## Set exercise
Copy out all lines that hold "подготовки".
··· Dataset records ···
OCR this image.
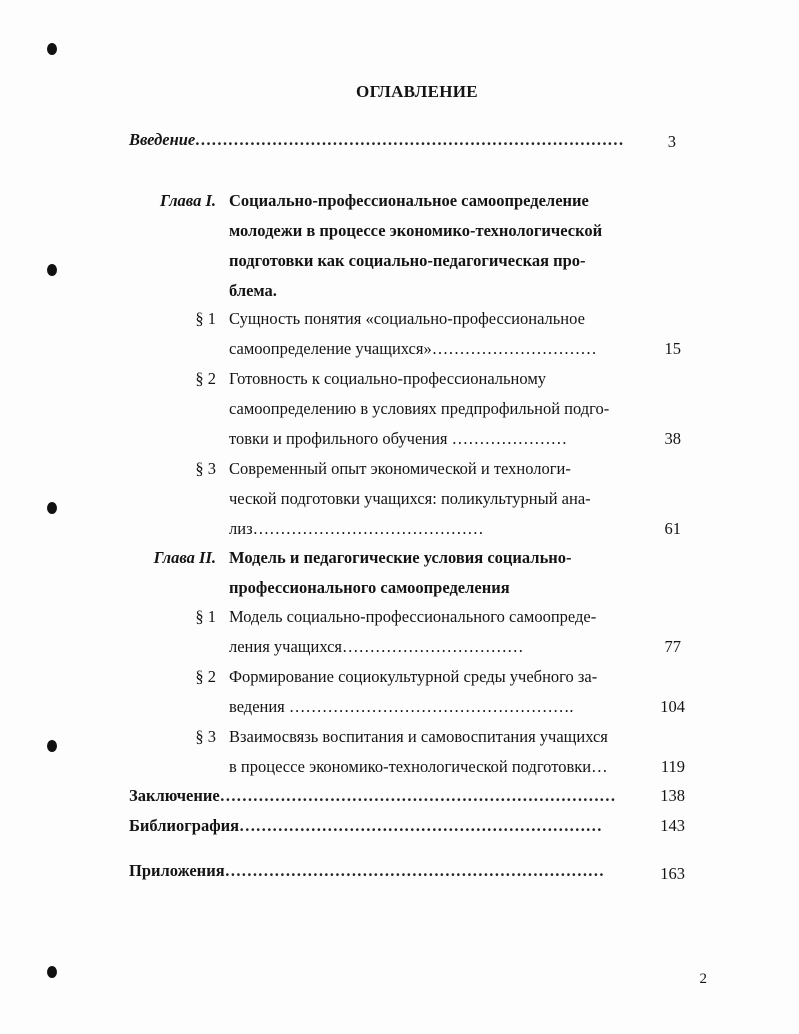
ОГЛАВЛЕНИЕ
Введение……………………………………………………………………	3
Глава I. Социально-профессиональное самоопределение
молодежи в процессе экономико-технологической
подготовки как социально-педагогическая про-
блема.
§ 1 Сущность понятия «социально-профессиональное
самоопределение учащихся»…………………………	15
§ 2 Готовность к социально-профессиональному
самоопределению в условиях предпрофильной подго-
товки и профильного обучения …………………	38
§ 3 Современный опыт экономической и технологи-
ческой подготовки учащихся: поликультурный ана-
лиз……………………………………	61
Глава II. Модель и педагогические условия социально-
профессионального самоопределения
§ 1 Модель социально-профессионального самоопреде-
ления учащихся……………………………	77
§ 2 Формирование социокультурной среды учебного за-
ведения …………………………………………….	104
§ 3 Взаимосвязь воспитания и самовоспитания учащихся
в процессе экономико-технологической подготовки…	119
Заключение………………………………………………………………	138
Библиография…………………………………………………………	143
Приложения……………………………………………………………	163
2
···
## Right answer
подготовки как социально-педагогическая про-
ческой подготовки учащихся: поликультурный ана-
в процессе экономико-технологической подготовки…	119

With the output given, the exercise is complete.